■ **GIVEN EXERCISE**
Lay out the entries as a numbered list, starting with the first line and going on through the line that contains "x-tick-label: 0% (230, 679, 280, 718)", both included and blank lines omitted. Leave out every line after that one.
::: RECORD LIST :::
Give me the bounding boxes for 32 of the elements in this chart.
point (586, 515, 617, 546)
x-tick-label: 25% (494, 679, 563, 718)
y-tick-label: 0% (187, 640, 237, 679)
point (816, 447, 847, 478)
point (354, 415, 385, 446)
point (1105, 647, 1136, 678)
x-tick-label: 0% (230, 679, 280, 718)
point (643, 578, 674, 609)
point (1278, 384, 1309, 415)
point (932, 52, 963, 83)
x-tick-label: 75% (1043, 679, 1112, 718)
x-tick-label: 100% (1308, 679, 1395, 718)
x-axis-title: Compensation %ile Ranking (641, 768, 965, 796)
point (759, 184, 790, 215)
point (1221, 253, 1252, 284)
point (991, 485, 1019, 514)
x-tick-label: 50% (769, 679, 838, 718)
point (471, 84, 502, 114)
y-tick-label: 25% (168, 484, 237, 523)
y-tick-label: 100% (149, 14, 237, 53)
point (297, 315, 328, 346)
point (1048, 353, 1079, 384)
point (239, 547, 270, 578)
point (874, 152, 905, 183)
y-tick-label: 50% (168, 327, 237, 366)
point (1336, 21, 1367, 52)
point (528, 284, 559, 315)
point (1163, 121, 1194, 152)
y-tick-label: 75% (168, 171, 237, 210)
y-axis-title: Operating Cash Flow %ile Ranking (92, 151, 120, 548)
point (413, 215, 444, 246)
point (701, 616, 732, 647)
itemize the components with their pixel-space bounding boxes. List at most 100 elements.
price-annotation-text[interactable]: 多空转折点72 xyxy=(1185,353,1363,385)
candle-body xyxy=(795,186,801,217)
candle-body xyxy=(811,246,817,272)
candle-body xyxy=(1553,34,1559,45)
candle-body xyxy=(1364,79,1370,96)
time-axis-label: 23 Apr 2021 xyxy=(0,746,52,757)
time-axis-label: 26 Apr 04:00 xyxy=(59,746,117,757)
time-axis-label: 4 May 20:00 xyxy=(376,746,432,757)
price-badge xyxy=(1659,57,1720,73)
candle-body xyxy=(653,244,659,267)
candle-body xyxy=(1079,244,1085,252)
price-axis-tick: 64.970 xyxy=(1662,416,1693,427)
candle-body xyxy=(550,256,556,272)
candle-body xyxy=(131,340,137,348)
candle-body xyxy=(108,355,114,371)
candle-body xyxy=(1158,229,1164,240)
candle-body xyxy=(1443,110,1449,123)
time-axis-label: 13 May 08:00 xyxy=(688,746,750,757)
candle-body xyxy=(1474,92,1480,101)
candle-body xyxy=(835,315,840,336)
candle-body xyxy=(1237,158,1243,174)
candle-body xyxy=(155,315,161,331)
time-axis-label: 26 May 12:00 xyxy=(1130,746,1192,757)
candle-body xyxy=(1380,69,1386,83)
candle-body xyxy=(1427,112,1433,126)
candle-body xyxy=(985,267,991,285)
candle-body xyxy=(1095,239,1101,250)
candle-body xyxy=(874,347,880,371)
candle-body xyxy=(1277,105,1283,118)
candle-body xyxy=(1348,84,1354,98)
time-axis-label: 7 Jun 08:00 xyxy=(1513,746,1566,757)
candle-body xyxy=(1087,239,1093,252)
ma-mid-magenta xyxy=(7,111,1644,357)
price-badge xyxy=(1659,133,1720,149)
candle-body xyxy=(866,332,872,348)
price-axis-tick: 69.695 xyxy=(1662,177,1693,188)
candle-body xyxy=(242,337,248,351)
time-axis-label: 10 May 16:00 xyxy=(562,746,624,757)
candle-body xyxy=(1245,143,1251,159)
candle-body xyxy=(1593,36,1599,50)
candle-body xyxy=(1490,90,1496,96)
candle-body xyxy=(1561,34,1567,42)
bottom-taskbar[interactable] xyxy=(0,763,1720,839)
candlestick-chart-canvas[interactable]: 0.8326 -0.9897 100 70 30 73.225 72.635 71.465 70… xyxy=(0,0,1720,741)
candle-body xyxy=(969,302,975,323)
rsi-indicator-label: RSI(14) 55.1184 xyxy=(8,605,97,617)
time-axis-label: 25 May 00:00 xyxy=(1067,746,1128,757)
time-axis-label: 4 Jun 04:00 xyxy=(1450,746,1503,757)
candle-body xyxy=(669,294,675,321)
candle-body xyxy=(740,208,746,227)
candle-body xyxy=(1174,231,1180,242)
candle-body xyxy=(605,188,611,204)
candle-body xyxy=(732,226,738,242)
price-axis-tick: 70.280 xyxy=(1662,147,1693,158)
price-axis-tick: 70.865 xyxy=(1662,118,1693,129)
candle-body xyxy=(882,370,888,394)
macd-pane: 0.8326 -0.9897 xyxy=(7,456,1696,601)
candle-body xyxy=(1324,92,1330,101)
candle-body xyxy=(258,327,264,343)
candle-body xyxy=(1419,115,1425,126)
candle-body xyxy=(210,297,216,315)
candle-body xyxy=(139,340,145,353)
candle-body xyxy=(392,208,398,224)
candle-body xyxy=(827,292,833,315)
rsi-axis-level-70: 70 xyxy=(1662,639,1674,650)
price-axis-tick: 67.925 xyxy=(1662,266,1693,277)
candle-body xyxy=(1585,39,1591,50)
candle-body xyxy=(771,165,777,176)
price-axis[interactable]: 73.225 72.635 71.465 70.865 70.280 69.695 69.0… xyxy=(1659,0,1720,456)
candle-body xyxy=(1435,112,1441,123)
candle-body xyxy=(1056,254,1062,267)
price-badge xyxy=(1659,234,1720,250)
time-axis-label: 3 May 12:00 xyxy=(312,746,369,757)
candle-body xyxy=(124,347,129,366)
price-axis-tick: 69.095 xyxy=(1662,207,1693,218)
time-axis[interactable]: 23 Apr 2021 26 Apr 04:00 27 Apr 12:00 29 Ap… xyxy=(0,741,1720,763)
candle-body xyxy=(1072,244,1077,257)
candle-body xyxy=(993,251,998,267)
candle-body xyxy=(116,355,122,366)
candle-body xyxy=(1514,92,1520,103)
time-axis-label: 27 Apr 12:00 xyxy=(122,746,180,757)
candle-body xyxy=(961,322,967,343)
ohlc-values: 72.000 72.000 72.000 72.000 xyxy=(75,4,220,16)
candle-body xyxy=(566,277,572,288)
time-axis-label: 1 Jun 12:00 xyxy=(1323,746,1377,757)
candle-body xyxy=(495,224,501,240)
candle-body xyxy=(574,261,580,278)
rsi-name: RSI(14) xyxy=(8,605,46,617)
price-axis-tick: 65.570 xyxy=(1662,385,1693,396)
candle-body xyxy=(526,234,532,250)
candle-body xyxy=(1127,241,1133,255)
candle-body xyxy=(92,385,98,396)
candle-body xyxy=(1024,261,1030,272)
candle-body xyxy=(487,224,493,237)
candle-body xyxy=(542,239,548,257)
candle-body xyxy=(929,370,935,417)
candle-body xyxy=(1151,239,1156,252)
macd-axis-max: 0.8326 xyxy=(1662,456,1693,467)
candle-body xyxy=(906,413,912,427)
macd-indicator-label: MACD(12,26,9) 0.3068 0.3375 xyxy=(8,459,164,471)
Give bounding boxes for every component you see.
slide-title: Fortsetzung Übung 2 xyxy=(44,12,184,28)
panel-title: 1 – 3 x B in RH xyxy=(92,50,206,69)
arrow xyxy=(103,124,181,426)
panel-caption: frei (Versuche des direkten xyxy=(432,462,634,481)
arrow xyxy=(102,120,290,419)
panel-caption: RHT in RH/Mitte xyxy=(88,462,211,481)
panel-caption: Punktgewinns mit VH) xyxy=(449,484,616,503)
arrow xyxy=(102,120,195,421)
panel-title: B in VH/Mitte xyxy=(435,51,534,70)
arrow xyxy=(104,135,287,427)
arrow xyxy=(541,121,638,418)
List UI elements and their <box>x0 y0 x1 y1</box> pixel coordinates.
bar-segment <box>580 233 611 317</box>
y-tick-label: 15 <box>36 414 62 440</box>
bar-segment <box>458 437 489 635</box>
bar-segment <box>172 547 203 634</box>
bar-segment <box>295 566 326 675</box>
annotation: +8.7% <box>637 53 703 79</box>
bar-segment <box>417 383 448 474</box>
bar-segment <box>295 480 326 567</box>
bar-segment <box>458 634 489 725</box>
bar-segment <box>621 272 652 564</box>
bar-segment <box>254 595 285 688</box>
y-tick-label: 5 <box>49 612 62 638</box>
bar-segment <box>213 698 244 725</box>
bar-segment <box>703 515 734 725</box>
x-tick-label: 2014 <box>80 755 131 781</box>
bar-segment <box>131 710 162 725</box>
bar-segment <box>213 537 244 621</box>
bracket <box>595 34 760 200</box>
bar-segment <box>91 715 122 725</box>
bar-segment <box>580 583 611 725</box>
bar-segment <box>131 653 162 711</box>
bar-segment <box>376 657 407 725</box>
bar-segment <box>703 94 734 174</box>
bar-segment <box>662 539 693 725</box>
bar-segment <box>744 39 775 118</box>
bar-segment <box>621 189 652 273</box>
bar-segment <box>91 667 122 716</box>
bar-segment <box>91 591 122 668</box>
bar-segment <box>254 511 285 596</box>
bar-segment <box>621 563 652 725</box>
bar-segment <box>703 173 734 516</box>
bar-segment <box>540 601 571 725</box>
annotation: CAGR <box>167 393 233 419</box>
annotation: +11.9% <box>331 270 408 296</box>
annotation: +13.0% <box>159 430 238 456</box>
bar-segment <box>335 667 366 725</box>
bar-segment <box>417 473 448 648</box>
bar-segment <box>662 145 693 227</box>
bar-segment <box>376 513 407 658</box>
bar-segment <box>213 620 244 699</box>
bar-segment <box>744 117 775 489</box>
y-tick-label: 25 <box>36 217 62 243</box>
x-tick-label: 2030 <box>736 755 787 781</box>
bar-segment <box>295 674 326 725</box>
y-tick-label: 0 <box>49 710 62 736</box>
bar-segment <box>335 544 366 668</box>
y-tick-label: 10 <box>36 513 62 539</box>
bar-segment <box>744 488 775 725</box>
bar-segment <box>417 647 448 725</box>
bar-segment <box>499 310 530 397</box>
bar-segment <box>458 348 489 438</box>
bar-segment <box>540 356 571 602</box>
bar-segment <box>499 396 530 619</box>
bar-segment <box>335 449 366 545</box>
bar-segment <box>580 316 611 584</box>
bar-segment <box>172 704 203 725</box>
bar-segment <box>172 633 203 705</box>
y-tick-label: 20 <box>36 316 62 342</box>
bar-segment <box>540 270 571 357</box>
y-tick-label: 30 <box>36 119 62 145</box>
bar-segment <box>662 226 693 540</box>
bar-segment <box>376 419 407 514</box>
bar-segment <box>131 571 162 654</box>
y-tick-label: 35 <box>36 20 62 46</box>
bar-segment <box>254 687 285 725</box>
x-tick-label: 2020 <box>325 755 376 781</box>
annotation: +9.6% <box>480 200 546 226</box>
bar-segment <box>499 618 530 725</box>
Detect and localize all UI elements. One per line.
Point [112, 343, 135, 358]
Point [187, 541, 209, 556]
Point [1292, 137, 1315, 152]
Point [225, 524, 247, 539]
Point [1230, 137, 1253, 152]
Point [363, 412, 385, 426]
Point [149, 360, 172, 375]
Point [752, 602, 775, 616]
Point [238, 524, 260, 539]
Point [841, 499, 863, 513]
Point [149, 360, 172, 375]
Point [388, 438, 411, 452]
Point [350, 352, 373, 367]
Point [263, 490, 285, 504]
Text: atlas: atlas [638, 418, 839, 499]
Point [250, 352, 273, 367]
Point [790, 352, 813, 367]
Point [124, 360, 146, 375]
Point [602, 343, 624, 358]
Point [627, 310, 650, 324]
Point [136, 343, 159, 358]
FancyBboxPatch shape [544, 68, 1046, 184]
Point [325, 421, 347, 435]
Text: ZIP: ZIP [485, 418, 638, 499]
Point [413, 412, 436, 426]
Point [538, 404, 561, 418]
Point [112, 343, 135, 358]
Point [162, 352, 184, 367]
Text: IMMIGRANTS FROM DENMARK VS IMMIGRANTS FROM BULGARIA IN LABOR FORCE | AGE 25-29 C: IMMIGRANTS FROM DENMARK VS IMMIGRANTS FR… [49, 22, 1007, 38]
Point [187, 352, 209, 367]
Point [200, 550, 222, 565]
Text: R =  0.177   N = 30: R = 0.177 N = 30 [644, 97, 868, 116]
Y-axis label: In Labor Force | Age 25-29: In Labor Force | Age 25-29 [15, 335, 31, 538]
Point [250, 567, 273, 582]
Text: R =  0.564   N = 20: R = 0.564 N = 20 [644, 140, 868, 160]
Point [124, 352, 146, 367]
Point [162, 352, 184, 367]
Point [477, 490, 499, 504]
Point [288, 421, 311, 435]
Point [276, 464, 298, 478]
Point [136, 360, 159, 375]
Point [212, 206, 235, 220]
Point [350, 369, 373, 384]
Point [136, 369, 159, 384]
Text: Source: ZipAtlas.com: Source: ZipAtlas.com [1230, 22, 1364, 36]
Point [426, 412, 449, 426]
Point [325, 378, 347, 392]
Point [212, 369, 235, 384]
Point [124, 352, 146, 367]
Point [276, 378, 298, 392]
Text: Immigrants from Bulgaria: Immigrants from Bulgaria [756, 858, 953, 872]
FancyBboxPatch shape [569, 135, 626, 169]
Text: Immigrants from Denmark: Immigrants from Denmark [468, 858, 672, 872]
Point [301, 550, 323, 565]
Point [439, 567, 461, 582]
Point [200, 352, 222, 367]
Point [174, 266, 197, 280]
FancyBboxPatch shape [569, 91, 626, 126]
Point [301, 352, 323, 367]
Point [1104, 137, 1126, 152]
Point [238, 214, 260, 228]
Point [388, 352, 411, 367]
:::
■ **THE COMPLETED TASK**
1. Give me the bounding boxes for 32 of the elements in this chart.
2. point (586, 515, 617, 546)
3. x-tick-label: 25% (494, 679, 563, 718)
4. y-tick-label: 0% (187, 640, 237, 679)
5. point (816, 447, 847, 478)
6. point (354, 415, 385, 446)
7. point (1105, 647, 1136, 678)
8. x-tick-label: 0% (230, 679, 280, 718)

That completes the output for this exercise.